Retype every entry exactly, character for character.

-- Start --

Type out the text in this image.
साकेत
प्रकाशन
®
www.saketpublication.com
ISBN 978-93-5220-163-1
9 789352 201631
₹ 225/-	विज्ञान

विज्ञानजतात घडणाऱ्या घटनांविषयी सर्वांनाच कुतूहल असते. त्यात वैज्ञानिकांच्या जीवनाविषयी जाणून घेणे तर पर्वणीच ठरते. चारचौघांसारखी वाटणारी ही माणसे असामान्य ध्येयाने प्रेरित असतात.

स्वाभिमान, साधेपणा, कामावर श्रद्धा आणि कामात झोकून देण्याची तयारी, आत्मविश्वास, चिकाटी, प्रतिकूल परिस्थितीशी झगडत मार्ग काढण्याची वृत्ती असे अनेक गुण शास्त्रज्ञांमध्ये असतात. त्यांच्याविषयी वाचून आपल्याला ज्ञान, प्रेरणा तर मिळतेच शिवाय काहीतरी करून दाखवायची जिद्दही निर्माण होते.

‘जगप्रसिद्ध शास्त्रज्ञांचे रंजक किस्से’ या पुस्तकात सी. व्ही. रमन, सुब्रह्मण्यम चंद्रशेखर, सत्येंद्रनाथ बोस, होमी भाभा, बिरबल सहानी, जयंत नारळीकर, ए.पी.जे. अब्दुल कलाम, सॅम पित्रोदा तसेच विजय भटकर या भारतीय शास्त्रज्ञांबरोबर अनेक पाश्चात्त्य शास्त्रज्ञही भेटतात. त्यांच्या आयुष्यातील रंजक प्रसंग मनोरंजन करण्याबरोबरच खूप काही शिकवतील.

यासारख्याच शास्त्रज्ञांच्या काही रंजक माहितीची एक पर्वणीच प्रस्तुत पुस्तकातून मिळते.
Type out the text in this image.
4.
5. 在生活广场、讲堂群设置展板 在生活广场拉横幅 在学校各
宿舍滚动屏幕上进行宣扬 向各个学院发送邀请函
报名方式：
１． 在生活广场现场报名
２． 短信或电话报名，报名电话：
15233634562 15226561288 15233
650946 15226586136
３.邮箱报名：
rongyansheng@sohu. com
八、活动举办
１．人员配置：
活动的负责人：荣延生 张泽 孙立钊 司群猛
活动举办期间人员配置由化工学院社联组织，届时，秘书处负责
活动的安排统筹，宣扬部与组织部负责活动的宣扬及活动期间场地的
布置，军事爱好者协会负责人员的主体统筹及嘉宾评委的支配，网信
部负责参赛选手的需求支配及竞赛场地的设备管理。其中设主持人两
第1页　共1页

-- End --

### [In response]
Type out the text in this image.
साकेत
प्रकाशन
®
www.saketpublication.com
ISBN 978-93-5220-163-1
9 789352 201631
₹ 225/-	विज्ञान

विज्ञानजतात घडणाऱ्या घटनांविषयी सर्वांनाच कुतूहल असते. त्यात वैज्ञानिकांच्या जीवनाविषयी जाणून घेणे तर पर्वणीच ठरते. चारचौघांसारखी वाटणारी ही माणसे असामान्य ध्येयाने प्रेरित असतात.

स्वाभिमान, साधेपणा, कामावर श्रद्धा आणि कामात झोकून देण्याची तयारी, आत्मविश्वास, चिकाटी, प्रतिकूल परिस्थितीशी झगडत मार्ग काढण्याची वृत्ती असे अनेक गुण शास्त्रज्ञांमध्ये असतात. त्यांच्याविषयी वाचून आपल्याला ज्ञान, प्रेरणा तर मिळतेच शिवाय काहीतरी करून दाखवायची जिद्दही निर्माण होते.

‘जगप्रसिद्ध शास्त्रज्ञांचे रंजक किस्से’ या पुस्तकात सी. व्ही. रमन, सुब्रह्मण्यम चंद्रशेखर, सत्येंद्रनाथ बोस, होमी भाभा, बिरबल सहानी, जयंत नारळीकर, ए.पी.जे. अब्दुल कलाम, सॅम पित्रोदा तसेच विजय भटकर या भारतीय शास्त्रज्ञांबरोबर अनेक पाश्चात्त्य शास्त्रज्ञही भेटतात. त्यांच्या आयुष्यातील रंजक प्रसंग मनोरंजन करण्याबरोबरच खूप काही शिकवतील.

यासारख्याच शास्त्रज्ञांच्या काही रंजक माहितीची एक पर्वणीच प्रस्तुत पुस्तकातून मिळते.
Type out the text in this image.
4.
5. 在生活广场、讲堂群设置展板 在生活广场拉横幅 在学校各
宿舍滚动屏幕上进行宣扬 向各个学院发送邀请函
报名方式：
１． 在生活广场现场报名
２． 短信或电话报名，报名电话：
15233634562 15226561288 15233
650946 15226586136
３.邮箱报名：
rongyansheng@sohu. com
八、活动举办
１．人员配置：
活动的负责人：荣延生 张泽 孙立钊 司群猛
活动举办期间人员配置由化工学院社联组织，届时，秘书处负责
活动的安排统筹，宣扬部与组织部负责活动的宣扬及活动期间场地的
布置，军事爱好者协会负责人员的主体统筹及嘉宾评委的支配，网信
部负责参赛选手的需求支配及竞赛场地的设备管理。其中设主持人两
第1页　共1页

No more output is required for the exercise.